:: To be done ::
Return each line of the data below without changing a single character.

[Start Source data]

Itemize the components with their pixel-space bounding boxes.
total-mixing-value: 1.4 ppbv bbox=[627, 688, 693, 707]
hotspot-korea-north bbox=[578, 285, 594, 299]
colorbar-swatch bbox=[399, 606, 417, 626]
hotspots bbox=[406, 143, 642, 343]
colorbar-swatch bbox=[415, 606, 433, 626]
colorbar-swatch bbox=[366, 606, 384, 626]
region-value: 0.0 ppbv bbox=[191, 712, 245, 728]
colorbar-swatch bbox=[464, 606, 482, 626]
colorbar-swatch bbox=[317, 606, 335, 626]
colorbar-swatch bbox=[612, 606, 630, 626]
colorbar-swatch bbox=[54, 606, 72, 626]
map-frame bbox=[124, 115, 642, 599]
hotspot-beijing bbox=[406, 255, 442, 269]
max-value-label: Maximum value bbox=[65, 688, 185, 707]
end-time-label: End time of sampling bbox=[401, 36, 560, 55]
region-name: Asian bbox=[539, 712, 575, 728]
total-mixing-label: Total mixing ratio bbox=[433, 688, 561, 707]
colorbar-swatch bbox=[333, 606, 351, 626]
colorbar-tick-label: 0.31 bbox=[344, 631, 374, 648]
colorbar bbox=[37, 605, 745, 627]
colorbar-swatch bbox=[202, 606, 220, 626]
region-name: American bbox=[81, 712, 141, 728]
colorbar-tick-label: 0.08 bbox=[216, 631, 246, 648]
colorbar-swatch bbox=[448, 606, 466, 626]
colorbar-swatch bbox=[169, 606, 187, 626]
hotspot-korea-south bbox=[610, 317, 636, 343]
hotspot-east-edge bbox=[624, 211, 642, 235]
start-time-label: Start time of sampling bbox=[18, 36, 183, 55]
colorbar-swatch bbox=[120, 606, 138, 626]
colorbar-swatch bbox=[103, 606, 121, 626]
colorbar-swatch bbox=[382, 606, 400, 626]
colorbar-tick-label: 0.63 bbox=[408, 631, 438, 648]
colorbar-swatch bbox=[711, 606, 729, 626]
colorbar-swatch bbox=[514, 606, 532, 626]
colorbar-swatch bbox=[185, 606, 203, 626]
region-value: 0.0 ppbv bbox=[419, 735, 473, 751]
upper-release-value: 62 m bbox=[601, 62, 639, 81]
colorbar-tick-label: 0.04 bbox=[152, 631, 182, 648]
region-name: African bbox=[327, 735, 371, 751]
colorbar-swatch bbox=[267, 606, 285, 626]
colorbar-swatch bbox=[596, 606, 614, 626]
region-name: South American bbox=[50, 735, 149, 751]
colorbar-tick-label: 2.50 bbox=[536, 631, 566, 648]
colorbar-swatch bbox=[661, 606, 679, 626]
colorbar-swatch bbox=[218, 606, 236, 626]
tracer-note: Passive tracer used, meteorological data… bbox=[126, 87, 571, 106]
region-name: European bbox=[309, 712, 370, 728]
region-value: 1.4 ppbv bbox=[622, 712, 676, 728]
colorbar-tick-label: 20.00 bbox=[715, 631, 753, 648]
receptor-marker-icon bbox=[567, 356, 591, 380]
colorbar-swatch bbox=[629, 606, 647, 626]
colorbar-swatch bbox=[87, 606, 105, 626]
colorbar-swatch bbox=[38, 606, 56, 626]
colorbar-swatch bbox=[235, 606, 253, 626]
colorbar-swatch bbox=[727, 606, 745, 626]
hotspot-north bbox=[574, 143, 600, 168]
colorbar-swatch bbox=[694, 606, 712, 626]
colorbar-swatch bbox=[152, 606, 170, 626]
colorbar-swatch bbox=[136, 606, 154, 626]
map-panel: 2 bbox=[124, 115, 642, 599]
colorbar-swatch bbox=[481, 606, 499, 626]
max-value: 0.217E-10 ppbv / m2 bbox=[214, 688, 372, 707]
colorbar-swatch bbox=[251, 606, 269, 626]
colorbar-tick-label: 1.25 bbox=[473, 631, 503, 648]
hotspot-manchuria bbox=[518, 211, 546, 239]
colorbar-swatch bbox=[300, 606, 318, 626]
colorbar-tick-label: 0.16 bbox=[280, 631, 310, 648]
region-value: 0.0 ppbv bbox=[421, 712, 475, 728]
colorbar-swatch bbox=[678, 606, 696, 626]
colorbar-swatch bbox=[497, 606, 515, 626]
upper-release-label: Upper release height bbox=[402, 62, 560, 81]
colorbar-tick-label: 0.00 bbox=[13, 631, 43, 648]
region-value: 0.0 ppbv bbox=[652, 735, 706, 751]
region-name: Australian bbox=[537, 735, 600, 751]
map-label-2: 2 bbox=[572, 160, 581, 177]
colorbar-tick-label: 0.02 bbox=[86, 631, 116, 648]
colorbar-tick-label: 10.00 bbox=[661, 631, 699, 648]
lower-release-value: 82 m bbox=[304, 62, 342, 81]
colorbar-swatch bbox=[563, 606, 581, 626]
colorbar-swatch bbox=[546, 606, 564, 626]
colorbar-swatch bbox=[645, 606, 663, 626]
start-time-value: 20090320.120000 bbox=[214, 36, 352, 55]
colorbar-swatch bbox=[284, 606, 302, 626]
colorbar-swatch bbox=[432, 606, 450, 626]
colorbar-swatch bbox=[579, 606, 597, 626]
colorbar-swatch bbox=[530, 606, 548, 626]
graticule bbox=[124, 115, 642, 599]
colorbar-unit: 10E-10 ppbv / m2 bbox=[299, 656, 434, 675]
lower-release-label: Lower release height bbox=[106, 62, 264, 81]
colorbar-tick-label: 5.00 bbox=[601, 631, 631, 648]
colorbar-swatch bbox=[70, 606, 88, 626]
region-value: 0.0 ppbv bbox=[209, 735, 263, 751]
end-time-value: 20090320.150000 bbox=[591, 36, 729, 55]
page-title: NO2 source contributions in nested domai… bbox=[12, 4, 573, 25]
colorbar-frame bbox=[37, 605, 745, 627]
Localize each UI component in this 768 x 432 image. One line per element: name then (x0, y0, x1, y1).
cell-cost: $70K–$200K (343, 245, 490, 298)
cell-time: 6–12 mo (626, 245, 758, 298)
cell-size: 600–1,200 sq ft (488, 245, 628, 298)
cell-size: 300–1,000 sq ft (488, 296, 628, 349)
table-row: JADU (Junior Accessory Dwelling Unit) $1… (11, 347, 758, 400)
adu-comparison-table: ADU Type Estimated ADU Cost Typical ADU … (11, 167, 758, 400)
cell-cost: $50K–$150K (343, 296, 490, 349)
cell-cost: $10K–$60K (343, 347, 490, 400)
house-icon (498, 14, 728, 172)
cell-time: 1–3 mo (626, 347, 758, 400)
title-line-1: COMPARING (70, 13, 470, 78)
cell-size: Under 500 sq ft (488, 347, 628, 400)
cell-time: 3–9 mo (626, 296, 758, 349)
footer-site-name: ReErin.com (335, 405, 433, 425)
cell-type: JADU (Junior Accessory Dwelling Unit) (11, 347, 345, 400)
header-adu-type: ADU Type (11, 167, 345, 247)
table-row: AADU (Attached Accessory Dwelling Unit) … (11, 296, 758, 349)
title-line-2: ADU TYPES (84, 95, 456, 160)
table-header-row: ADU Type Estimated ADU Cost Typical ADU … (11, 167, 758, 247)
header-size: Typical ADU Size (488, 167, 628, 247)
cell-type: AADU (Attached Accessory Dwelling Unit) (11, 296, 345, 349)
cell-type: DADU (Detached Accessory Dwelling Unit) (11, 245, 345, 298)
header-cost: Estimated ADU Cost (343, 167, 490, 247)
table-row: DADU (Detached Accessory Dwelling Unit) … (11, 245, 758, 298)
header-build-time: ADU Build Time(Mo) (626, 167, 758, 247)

[End Source data]

:: Finished task ::
Itemize the components with their pixel-space bounding boxes.
total-mixing-value: 1.4 ppbv bbox=[627, 688, 693, 707]
hotspot-korea-north bbox=[578, 285, 594, 299]
colorbar-swatch bbox=[399, 606, 417, 626]
hotspots bbox=[406, 143, 642, 343]
colorbar-swatch bbox=[415, 606, 433, 626]
colorbar-swatch bbox=[366, 606, 384, 626]
region-value: 0.0 ppbv bbox=[191, 712, 245, 728]
colorbar-swatch bbox=[464, 606, 482, 626]
colorbar-swatch bbox=[317, 606, 335, 626]
colorbar-swatch bbox=[612, 606, 630, 626]
colorbar-swatch bbox=[54, 606, 72, 626]
map-frame bbox=[124, 115, 642, 599]
hotspot-beijing bbox=[406, 255, 442, 269]
max-value-label: Maximum value bbox=[65, 688, 185, 707]
end-time-label: End time of sampling bbox=[401, 36, 560, 55]
region-name: Asian bbox=[539, 712, 575, 728]
total-mixing-label: Total mixing ratio bbox=[433, 688, 561, 707]
colorbar-swatch bbox=[333, 606, 351, 626]
colorbar-tick-label: 0.31 bbox=[344, 631, 374, 648]
colorbar bbox=[37, 605, 745, 627]
colorbar-swatch bbox=[202, 606, 220, 626]
region-name: American bbox=[81, 712, 141, 728]
colorbar-tick-label: 0.08 bbox=[216, 631, 246, 648]
colorbar-swatch bbox=[448, 606, 466, 626]
colorbar-swatch bbox=[169, 606, 187, 626]
hotspot-korea-south bbox=[610, 317, 636, 343]
hotspot-east-edge bbox=[624, 211, 642, 235]
start-time-label: Start time of sampling bbox=[18, 36, 183, 55]
colorbar-swatch bbox=[120, 606, 138, 626]
colorbar-swatch bbox=[103, 606, 121, 626]
colorbar-swatch bbox=[382, 606, 400, 626]
colorbar-tick-label: 0.63 bbox=[408, 631, 438, 648]
colorbar-swatch bbox=[711, 606, 729, 626]
colorbar-swatch bbox=[514, 606, 532, 626]
colorbar-swatch bbox=[185, 606, 203, 626]
region-value: 0.0 ppbv bbox=[419, 735, 473, 751]
upper-release-value: 62 m bbox=[601, 62, 639, 81]
colorbar-tick-label: 0.04 bbox=[152, 631, 182, 648]
region-name: African bbox=[327, 735, 371, 751]
colorbar-swatch bbox=[267, 606, 285, 626]
colorbar-swatch bbox=[596, 606, 614, 626]
region-name: South American bbox=[50, 735, 149, 751]
colorbar-tick-label: 2.50 bbox=[536, 631, 566, 648]
colorbar-swatch bbox=[661, 606, 679, 626]
colorbar-swatch bbox=[218, 606, 236, 626]
tracer-note: Passive tracer used, meteorological data… bbox=[126, 87, 571, 106]
region-name: European bbox=[309, 712, 370, 728]
region-value: 1.4 ppbv bbox=[622, 712, 676, 728]
colorbar-tick-label: 20.00 bbox=[715, 631, 753, 648]
receptor-marker-icon bbox=[567, 356, 591, 380]
colorbar-swatch bbox=[629, 606, 647, 626]
colorbar-swatch bbox=[87, 606, 105, 626]
colorbar-swatch bbox=[38, 606, 56, 626]
colorbar-swatch bbox=[235, 606, 253, 626]
colorbar-swatch bbox=[727, 606, 745, 626]
hotspot-north bbox=[574, 143, 600, 168]
colorbar-swatch bbox=[694, 606, 712, 626]
colorbar-swatch bbox=[152, 606, 170, 626]
colorbar-swatch bbox=[136, 606, 154, 626]
map-panel: 2 bbox=[124, 115, 642, 599]
colorbar-swatch bbox=[481, 606, 499, 626]
max-value: 0.217E-10 ppbv / m2 bbox=[214, 688, 372, 707]
colorbar-swatch bbox=[251, 606, 269, 626]
colorbar-tick-label: 1.25 bbox=[473, 631, 503, 648]
hotspot-manchuria bbox=[518, 211, 546, 239]
colorbar-swatch bbox=[300, 606, 318, 626]
colorbar-tick-label: 0.16 bbox=[280, 631, 310, 648]
region-value: 0.0 ppbv bbox=[421, 712, 475, 728]
colorbar-swatch bbox=[678, 606, 696, 626]
colorbar-swatch bbox=[497, 606, 515, 626]
upper-release-label: Upper release height bbox=[402, 62, 560, 81]
colorbar-tick-label: 0.00 bbox=[13, 631, 43, 648]
region-value: 0.0 ppbv bbox=[652, 735, 706, 751]
region-name: Australian bbox=[537, 735, 600, 751]
map-label-2: 2 bbox=[572, 160, 581, 177]
colorbar-tick-label: 0.02 bbox=[86, 631, 116, 648]
colorbar-tick-label: 10.00 bbox=[661, 631, 699, 648]
lower-release-value: 82 m bbox=[304, 62, 342, 81]
colorbar-swatch bbox=[563, 606, 581, 626]
colorbar-swatch bbox=[546, 606, 564, 626]
colorbar-swatch bbox=[645, 606, 663, 626]
start-time-value: 20090320.120000 bbox=[214, 36, 352, 55]
colorbar-swatch bbox=[284, 606, 302, 626]
colorbar-swatch bbox=[432, 606, 450, 626]
colorbar-swatch bbox=[579, 606, 597, 626]
colorbar-swatch bbox=[530, 606, 548, 626]
graticule bbox=[124, 115, 642, 599]
colorbar-unit: 10E-10 ppbv / m2 bbox=[299, 656, 434, 675]
lower-release-label: Lower release height bbox=[106, 62, 264, 81]
colorbar-tick-label: 5.00 bbox=[601, 631, 631, 648]
colorbar-swatch bbox=[70, 606, 88, 626]
region-value: 0.0 ppbv bbox=[209, 735, 263, 751]
end-time-value: 20090320.150000 bbox=[591, 36, 729, 55]
page-title: NO2 source contributions in nested domai… bbox=[12, 4, 573, 25]
colorbar-frame bbox=[37, 605, 745, 627]
Localize each UI component in this 768 x 432 image. One line per element: name then (x0, y0, x1, y1).
cell-cost: $70K–$200K (343, 245, 490, 298)
cell-time: 6–12 mo (626, 245, 758, 298)
cell-size: 600–1,200 sq ft (488, 245, 628, 298)
cell-size: 300–1,000 sq ft (488, 296, 628, 349)
table-row: JADU (Junior Accessory Dwelling Unit) $1… (11, 347, 758, 400)
adu-comparison-table: ADU Type Estimated ADU Cost Typical ADU … (11, 167, 758, 400)
cell-cost: $50K–$150K (343, 296, 490, 349)
cell-cost: $10K–$60K (343, 347, 490, 400)
house-icon (498, 14, 728, 172)
cell-time: 1–3 mo (626, 347, 758, 400)
title-line-1: COMPARING (70, 13, 470, 78)
cell-size: Under 500 sq ft (488, 347, 628, 400)
cell-time: 3–9 mo (626, 296, 758, 349)
footer-site-name: ReErin.com (335, 405, 433, 425)
cell-type: JADU (Junior Accessory Dwelling Unit) (11, 347, 345, 400)
header-adu-type: ADU Type (11, 167, 345, 247)
table-row: AADU (Attached Accessory Dwelling Unit) … (11, 296, 758, 349)
title-line-2: ADU TYPES (84, 95, 456, 160)
table-header-row: ADU Type Estimated ADU Cost Typical ADU … (11, 167, 758, 247)
header-size: Typical ADU Size (488, 167, 628, 247)
cell-type: AADU (Attached Accessory Dwelling Unit) (11, 296, 345, 349)
cell-type: DADU (Detached Accessory Dwelling Unit) (11, 245, 345, 298)
header-cost: Estimated ADU Cost (343, 167, 490, 247)
table-row: DADU (Detached Accessory Dwelling Unit) … (11, 245, 758, 298)
header-build-time: ADU Build Time(Mo) (626, 167, 758, 247)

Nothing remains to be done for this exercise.